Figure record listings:
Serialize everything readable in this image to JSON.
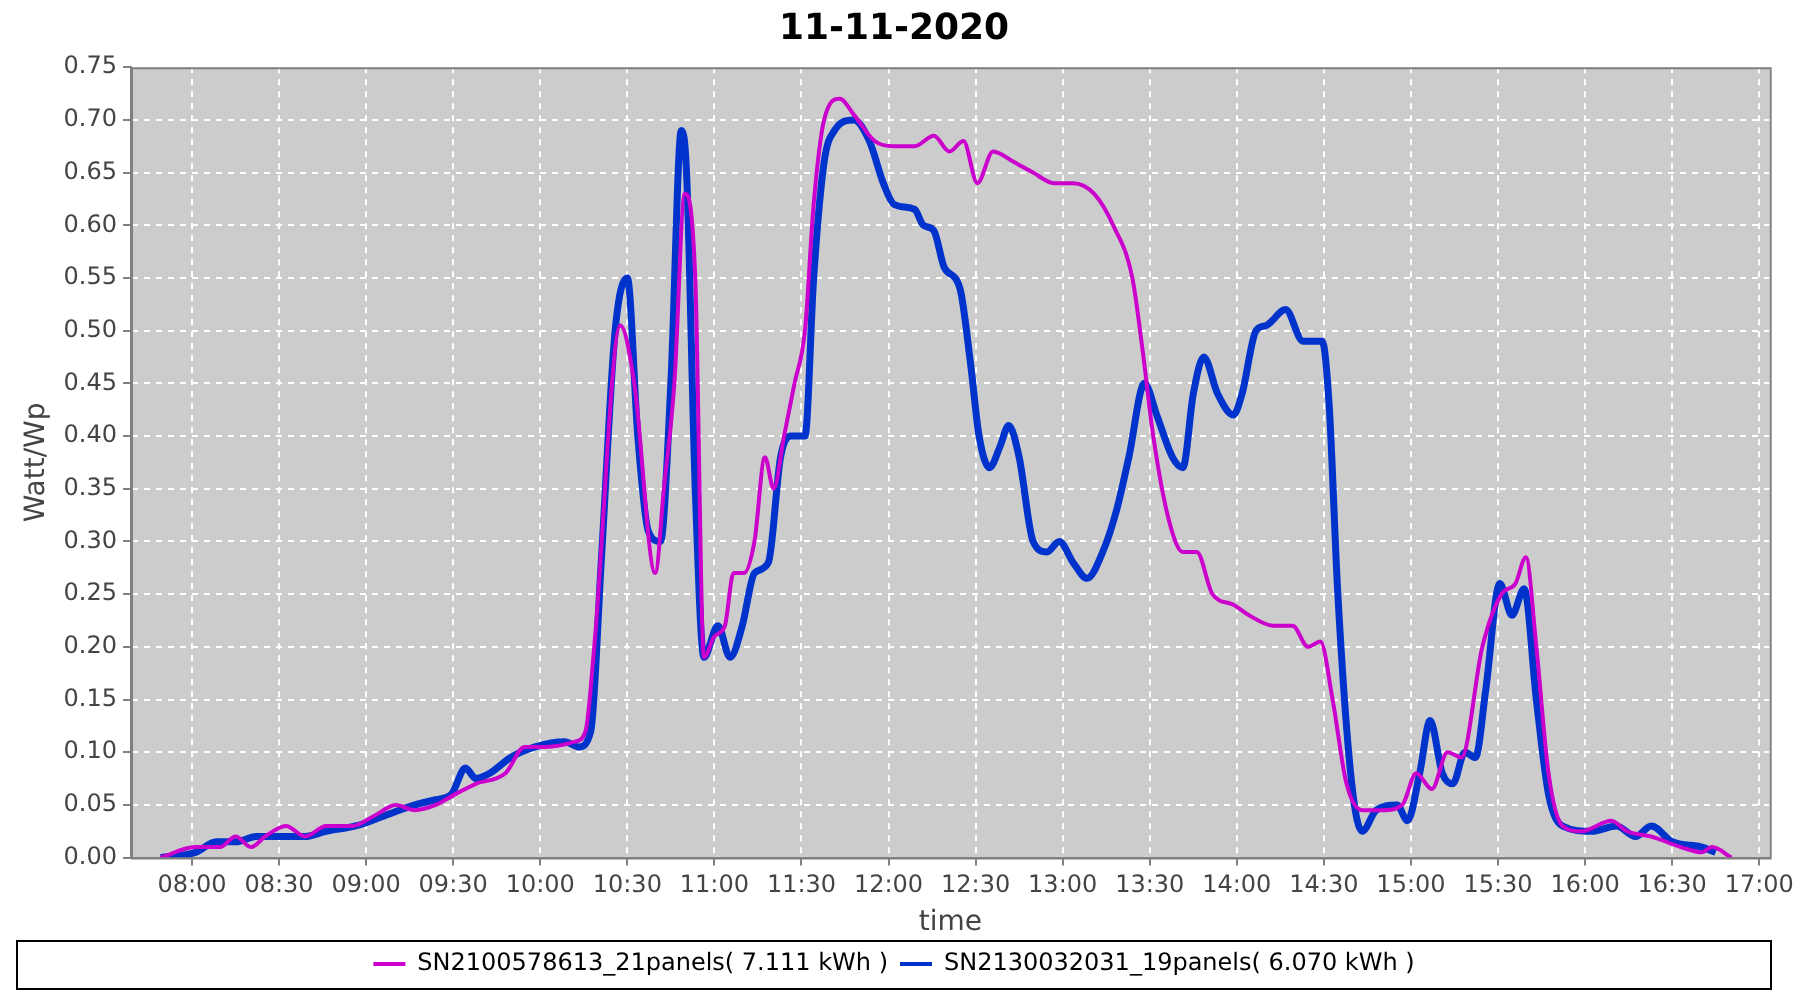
{
  "chart_data": {
    "type": "line",
    "title": "11-11-2020",
    "xlabel": "time",
    "ylabel": "Watt/Wp",
    "xlim": [
      7.65,
      17.06
    ],
    "ylim": [
      0,
      0.75
    ],
    "xticks": [
      {
        "value": 8,
        "label": "08:00"
      },
      {
        "value": 8.5,
        "label": "08:30"
      },
      {
        "value": 9,
        "label": "09:00"
      },
      {
        "value": 9.5,
        "label": "09:30"
      },
      {
        "value": 10,
        "label": "10:00"
      },
      {
        "value": 10.5,
        "label": "10:30"
      },
      {
        "value": 11,
        "label": "11:00"
      },
      {
        "value": 11.5,
        "label": "11:30"
      },
      {
        "value": 12,
        "label": "12:00"
      },
      {
        "value": 12.5,
        "label": "12:30"
      },
      {
        "value": 13,
        "label": "13:00"
      },
      {
        "value": 13.5,
        "label": "13:30"
      },
      {
        "value": 14,
        "label": "14:00"
      },
      {
        "value": 14.5,
        "label": "14:30"
      },
      {
        "value": 15,
        "label": "15:00"
      },
      {
        "value": 15.5,
        "label": "15:30"
      },
      {
        "value": 16,
        "label": "16:00"
      },
      {
        "value": 16.5,
        "label": "16:30"
      },
      {
        "value": 17,
        "label": "17:00"
      }
    ],
    "yticks": [
      {
        "value": 0,
        "label": "0.00"
      },
      {
        "value": 0.05,
        "label": "0.05"
      },
      {
        "value": 0.1,
        "label": "0.10"
      },
      {
        "value": 0.15,
        "label": "0.15"
      },
      {
        "value": 0.2,
        "label": "0.20"
      },
      {
        "value": 0.25,
        "label": "0.25"
      },
      {
        "value": 0.3,
        "label": "0.30"
      },
      {
        "value": 0.35,
        "label": "0.35"
      },
      {
        "value": 0.4,
        "label": "0.40"
      },
      {
        "value": 0.45,
        "label": "0.45"
      },
      {
        "value": 0.5,
        "label": "0.50"
      },
      {
        "value": 0.55,
        "label": "0.55"
      },
      {
        "value": 0.6,
        "label": "0.60"
      },
      {
        "value": 0.65,
        "label": "0.65"
      },
      {
        "value": 0.7,
        "label": "0.70"
      },
      {
        "value": 0.75,
        "label": "0.75"
      }
    ],
    "grid": true,
    "legend": "bottom",
    "series": [
      {
        "name": "SN2100578613_21panels( 7.111 kWh )",
        "color": "#cc00cc",
        "x": [
          7.82,
          8.02,
          8.16,
          8.25,
          8.34,
          8.42,
          8.54,
          8.65,
          8.77,
          8.92,
          9.05,
          9.17,
          9.28,
          9.4,
          9.51,
          9.63,
          9.8,
          9.91,
          10.03,
          10.2,
          10.26,
          10.31,
          10.46,
          10.54,
          10.66,
          10.71,
          10.77,
          10.83,
          10.89,
          10.94,
          11.0,
          11.06,
          11.11,
          11.17,
          11.23,
          11.29,
          11.34,
          11.4,
          11.46,
          11.52,
          11.57,
          11.63,
          11.72,
          11.8,
          11.92,
          12.03,
          12.15,
          12.26,
          12.35,
          12.43,
          12.51,
          12.6,
          12.72,
          12.83,
          12.95,
          13.06,
          13.18,
          13.29,
          13.4,
          13.46,
          13.52,
          13.61,
          13.69,
          13.77,
          13.86,
          13.98,
          14.07,
          14.21,
          14.32,
          14.41,
          14.48,
          14.55,
          14.63,
          14.72,
          14.84,
          14.95,
          15.03,
          15.12,
          15.21,
          15.29,
          15.41,
          15.52,
          15.6,
          15.66,
          15.72,
          15.79,
          15.87,
          15.98,
          16.15,
          16.24,
          16.38,
          16.55,
          16.67,
          16.73,
          16.84
        ],
        "values": [
          0.0,
          0.01,
          0.01,
          0.02,
          0.01,
          0.02,
          0.03,
          0.02,
          0.03,
          0.03,
          0.04,
          0.05,
          0.045,
          0.05,
          0.06,
          0.07,
          0.08,
          0.105,
          0.105,
          0.11,
          0.12,
          0.2,
          0.505,
          0.45,
          0.27,
          0.35,
          0.45,
          0.63,
          0.55,
          0.19,
          0.21,
          0.22,
          0.27,
          0.27,
          0.3,
          0.38,
          0.35,
          0.4,
          0.45,
          0.5,
          0.62,
          0.7,
          0.72,
          0.705,
          0.68,
          0.675,
          0.675,
          0.685,
          0.67,
          0.68,
          0.64,
          0.67,
          0.66,
          0.65,
          0.64,
          0.64,
          0.63,
          0.6,
          0.55,
          0.48,
          0.4,
          0.32,
          0.29,
          0.29,
          0.25,
          0.24,
          0.23,
          0.22,
          0.22,
          0.2,
          0.205,
          0.15,
          0.07,
          0.045,
          0.045,
          0.05,
          0.08,
          0.065,
          0.1,
          0.095,
          0.2,
          0.25,
          0.26,
          0.285,
          0.2,
          0.08,
          0.03,
          0.025,
          0.035,
          0.025,
          0.02,
          0.01,
          0.005,
          0.01,
          0.0
        ]
      },
      {
        "name": "SN2130032031_19panels( 6.070 kWh )",
        "color": "#0033cc",
        "x": [
          7.82,
          8.02,
          8.14,
          8.25,
          8.37,
          8.48,
          8.65,
          8.77,
          8.94,
          9.11,
          9.28,
          9.4,
          9.49,
          9.57,
          9.63,
          9.71,
          9.83,
          9.97,
          10.14,
          10.22,
          10.29,
          10.35,
          10.43,
          10.5,
          10.56,
          10.62,
          10.69,
          10.75,
          10.81,
          10.84,
          10.89,
          10.94,
          11.02,
          11.09,
          11.16,
          11.23,
          11.31,
          11.38,
          11.44,
          11.52,
          11.57,
          11.63,
          11.69,
          11.8,
          11.89,
          11.97,
          12.03,
          12.15,
          12.2,
          12.26,
          12.32,
          12.41,
          12.47,
          12.52,
          12.58,
          12.64,
          12.69,
          12.75,
          12.83,
          12.91,
          12.98,
          13.06,
          13.14,
          13.23,
          13.31,
          13.38,
          13.47,
          13.54,
          13.63,
          13.69,
          13.75,
          13.81,
          13.89,
          13.98,
          14.03,
          14.11,
          14.17,
          14.28,
          14.38,
          14.49,
          14.53,
          14.58,
          14.66,
          14.72,
          14.8,
          14.92,
          14.98,
          15.05,
          15.11,
          15.18,
          15.24,
          15.31,
          15.37,
          15.43,
          15.51,
          15.58,
          15.65,
          15.72,
          15.79,
          15.87,
          16.04,
          16.18,
          16.29,
          16.38,
          16.5,
          16.67,
          16.75
        ],
        "values": [
          0.0,
          0.005,
          0.015,
          0.015,
          0.02,
          0.02,
          0.02,
          0.025,
          0.03,
          0.04,
          0.05,
          0.055,
          0.06,
          0.085,
          0.075,
          0.08,
          0.095,
          0.105,
          0.11,
          0.105,
          0.12,
          0.28,
          0.5,
          0.55,
          0.4,
          0.31,
          0.3,
          0.45,
          0.69,
          0.65,
          0.35,
          0.19,
          0.22,
          0.19,
          0.22,
          0.27,
          0.28,
          0.38,
          0.4,
          0.4,
          0.55,
          0.66,
          0.69,
          0.7,
          0.68,
          0.64,
          0.62,
          0.615,
          0.6,
          0.595,
          0.56,
          0.54,
          0.47,
          0.4,
          0.37,
          0.39,
          0.41,
          0.38,
          0.3,
          0.29,
          0.3,
          0.28,
          0.265,
          0.29,
          0.33,
          0.38,
          0.45,
          0.42,
          0.38,
          0.37,
          0.44,
          0.475,
          0.44,
          0.42,
          0.44,
          0.5,
          0.505,
          0.52,
          0.49,
          0.49,
          0.43,
          0.25,
          0.07,
          0.025,
          0.045,
          0.05,
          0.035,
          0.08,
          0.13,
          0.08,
          0.07,
          0.1,
          0.095,
          0.16,
          0.26,
          0.23,
          0.255,
          0.15,
          0.06,
          0.03,
          0.025,
          0.03,
          0.02,
          0.03,
          0.015,
          0.01,
          0.005
        ]
      }
    ]
  }
}
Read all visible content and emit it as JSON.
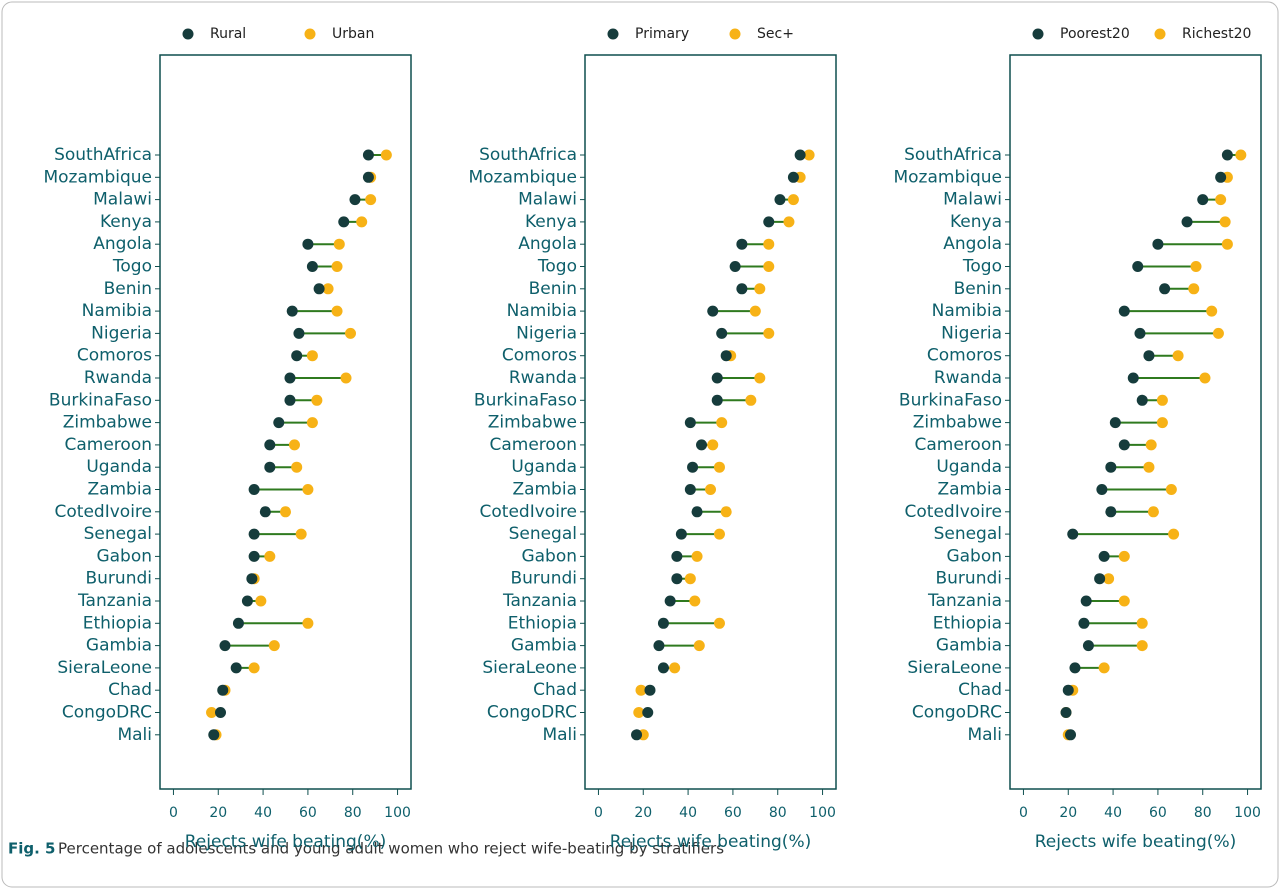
{
  "chart_data": [
    {
      "type": "dumbbell",
      "xlabel": "Rejects wife beating(%)",
      "xlim": [
        -6,
        106
      ],
      "xticks": [
        0,
        20,
        40,
        60,
        80,
        100
      ],
      "connector_color": "#2f7a1f",
      "categories": [
        "SouthAfrica",
        "Mozambique",
        "Malawi",
        "Kenya",
        "Angola",
        "Togo",
        "Benin",
        "Namibia",
        "Nigeria",
        "Comoros",
        "Rwanda",
        "BurkinaFaso",
        "Zimbabwe",
        "Cameroon",
        "Uganda",
        "Zambia",
        "CotedIvoire",
        "Senegal",
        "Gabon",
        "Burundi",
        "Tanzania",
        "Ethiopia",
        "Gambia",
        "SieraLeone",
        "Chad",
        "CongoDRC",
        "Mali"
      ],
      "series": [
        {
          "name": "Rural",
          "color": "#163c3c",
          "values": [
            87,
            87,
            81,
            76,
            60,
            62,
            65,
            53,
            56,
            55,
            52,
            52,
            47,
            43,
            43,
            36,
            41,
            36,
            36,
            35,
            33,
            29,
            23,
            28,
            22,
            21,
            18
          ]
        },
        {
          "name": "Urban",
          "color": "#f7b216",
          "values": [
            95,
            88,
            88,
            84,
            74,
            73,
            69,
            73,
            79,
            62,
            77,
            64,
            62,
            54,
            55,
            60,
            50,
            57,
            43,
            36,
            39,
            60,
            45,
            36,
            23,
            17,
            19
          ]
        }
      ]
    },
    {
      "type": "dumbbell",
      "xlabel": "Rejects wife beating(%)",
      "xlim": [
        -6,
        106
      ],
      "xticks": [
        0,
        20,
        40,
        60,
        80,
        100
      ],
      "connector_color": "#2f7a1f",
      "categories": [
        "SouthAfrica",
        "Mozambique",
        "Malawi",
        "Kenya",
        "Angola",
        "Togo",
        "Benin",
        "Namibia",
        "Nigeria",
        "Comoros",
        "Rwanda",
        "BurkinaFaso",
        "Zimbabwe",
        "Cameroon",
        "Uganda",
        "Zambia",
        "CotedIvoire",
        "Senegal",
        "Gabon",
        "Burundi",
        "Tanzania",
        "Ethiopia",
        "Gambia",
        "SieraLeone",
        "Chad",
        "CongoDRC",
        "Mali"
      ],
      "series": [
        {
          "name": "Primary",
          "color": "#163c3c",
          "values": [
            90,
            87,
            81,
            76,
            64,
            61,
            64,
            51,
            55,
            57,
            53,
            53,
            41,
            46,
            42,
            41,
            44,
            37,
            35,
            35,
            32,
            29,
            27,
            29,
            23,
            22,
            17
          ]
        },
        {
          "name": "Sec+",
          "color": "#f7b216",
          "values": [
            94,
            90,
            87,
            85,
            76,
            76,
            72,
            70,
            76,
            59,
            72,
            68,
            55,
            51,
            54,
            50,
            57,
            54,
            44,
            41,
            43,
            54,
            45,
            34,
            19,
            18,
            20
          ]
        }
      ]
    },
    {
      "type": "dumbbell",
      "xlabel": "Rejects wife beating(%)",
      "xlim": [
        -6,
        106
      ],
      "xticks": [
        0,
        20,
        40,
        60,
        80,
        100
      ],
      "connector_color": "#2f7a1f",
      "categories": [
        "SouthAfrica",
        "Mozambique",
        "Malawi",
        "Kenya",
        "Angola",
        "Togo",
        "Benin",
        "Namibia",
        "Nigeria",
        "Comoros",
        "Rwanda",
        "BurkinaFaso",
        "Zimbabwe",
        "Cameroon",
        "Uganda",
        "Zambia",
        "CotedIvoire",
        "Senegal",
        "Gabon",
        "Burundi",
        "Tanzania",
        "Ethiopia",
        "Gambia",
        "SieraLeone",
        "Chad",
        "CongoDRC",
        "Mali"
      ],
      "series": [
        {
          "name": "Poorest20",
          "color": "#163c3c",
          "values": [
            91,
            88,
            80,
            73,
            60,
            51,
            63,
            45,
            52,
            56,
            49,
            53,
            41,
            45,
            39,
            35,
            39,
            22,
            36,
            34,
            28,
            27,
            29,
            23,
            20,
            19,
            21
          ]
        },
        {
          "name": "Richest20",
          "color": "#f7b216",
          "values": [
            97,
            91,
            88,
            90,
            91,
            77,
            76,
            84,
            87,
            69,
            81,
            62,
            62,
            57,
            56,
            66,
            58,
            67,
            45,
            38,
            45,
            53,
            53,
            36,
            22,
            19,
            20
          ]
        }
      ]
    }
  ],
  "caption": {
    "label": "Fig. 5",
    "text": "Percentage of adolescents and young adult women who reject wife-beating by stratifiers"
  }
}
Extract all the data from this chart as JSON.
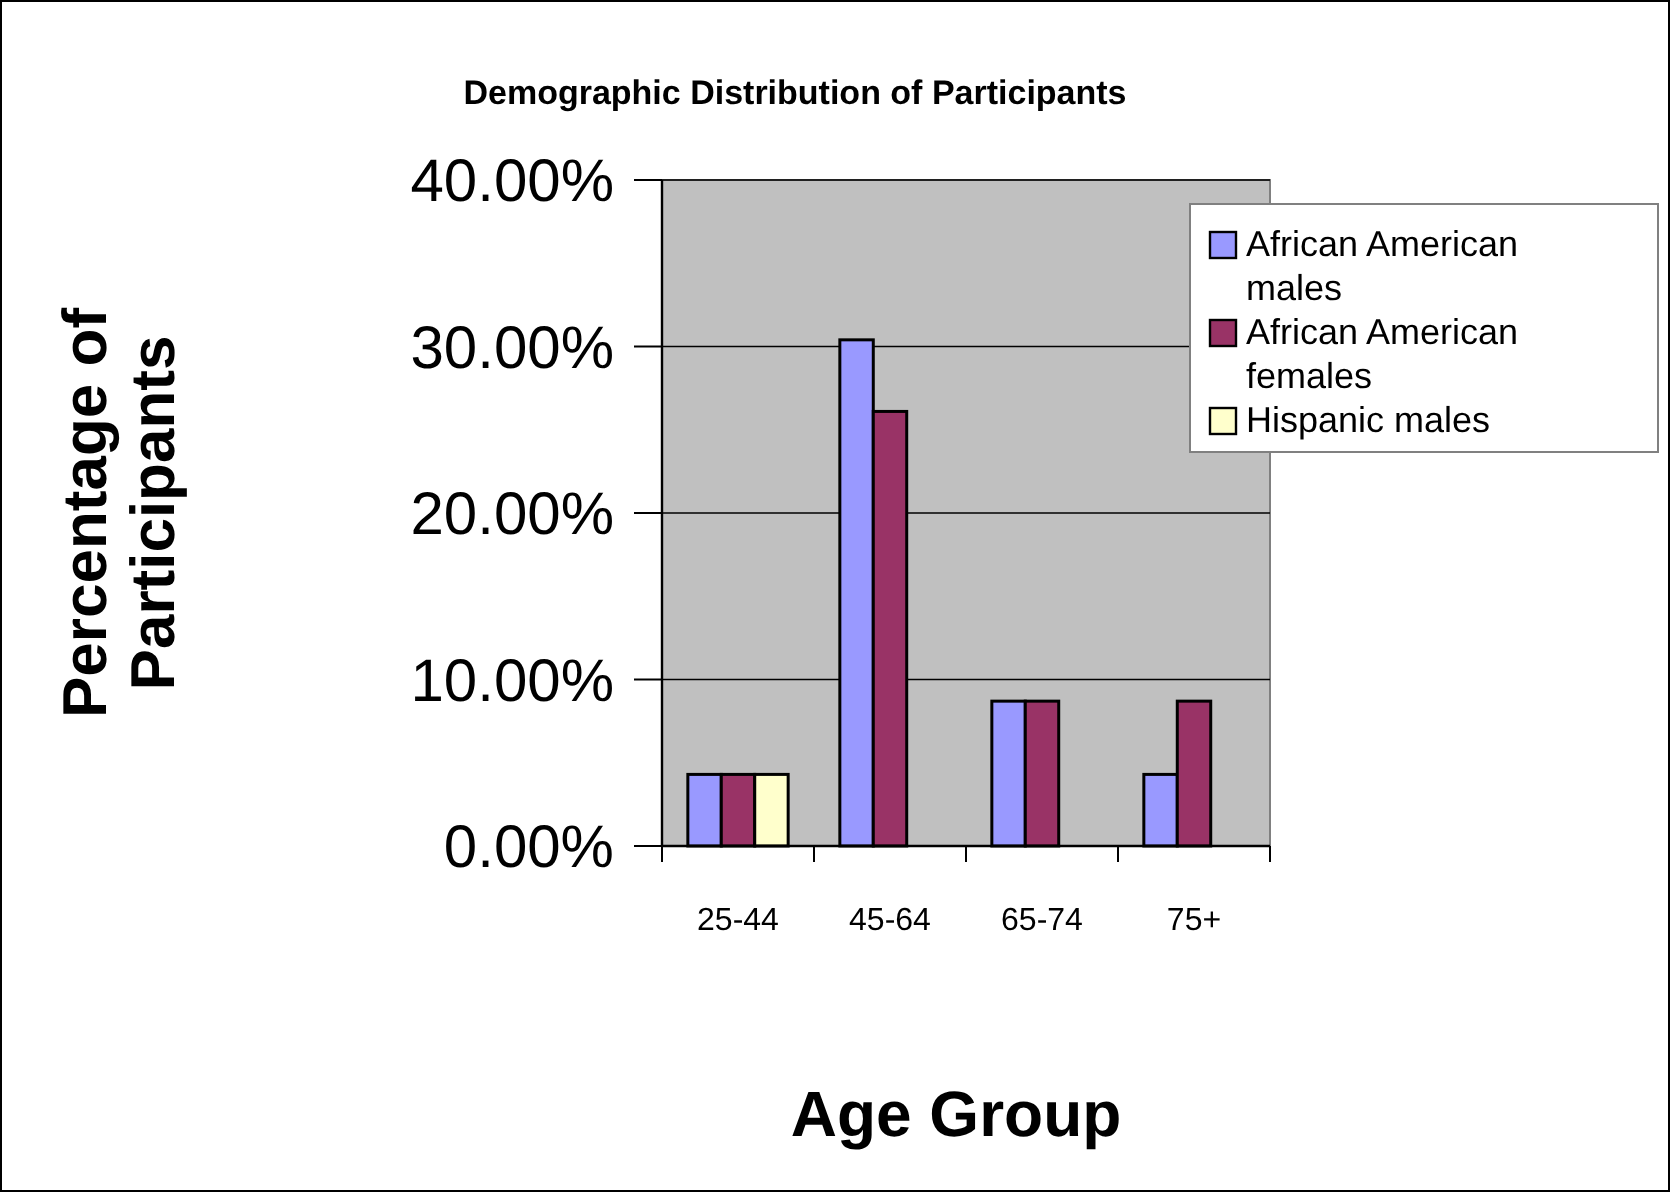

Short task → In the listing above, locate each line with "JSON" and copy it.

Solution to this exercise →
Serialize everything readable in this image to JSON.
Read all visible content and emit it as JSON.
Extract all the data from this chart as JSON.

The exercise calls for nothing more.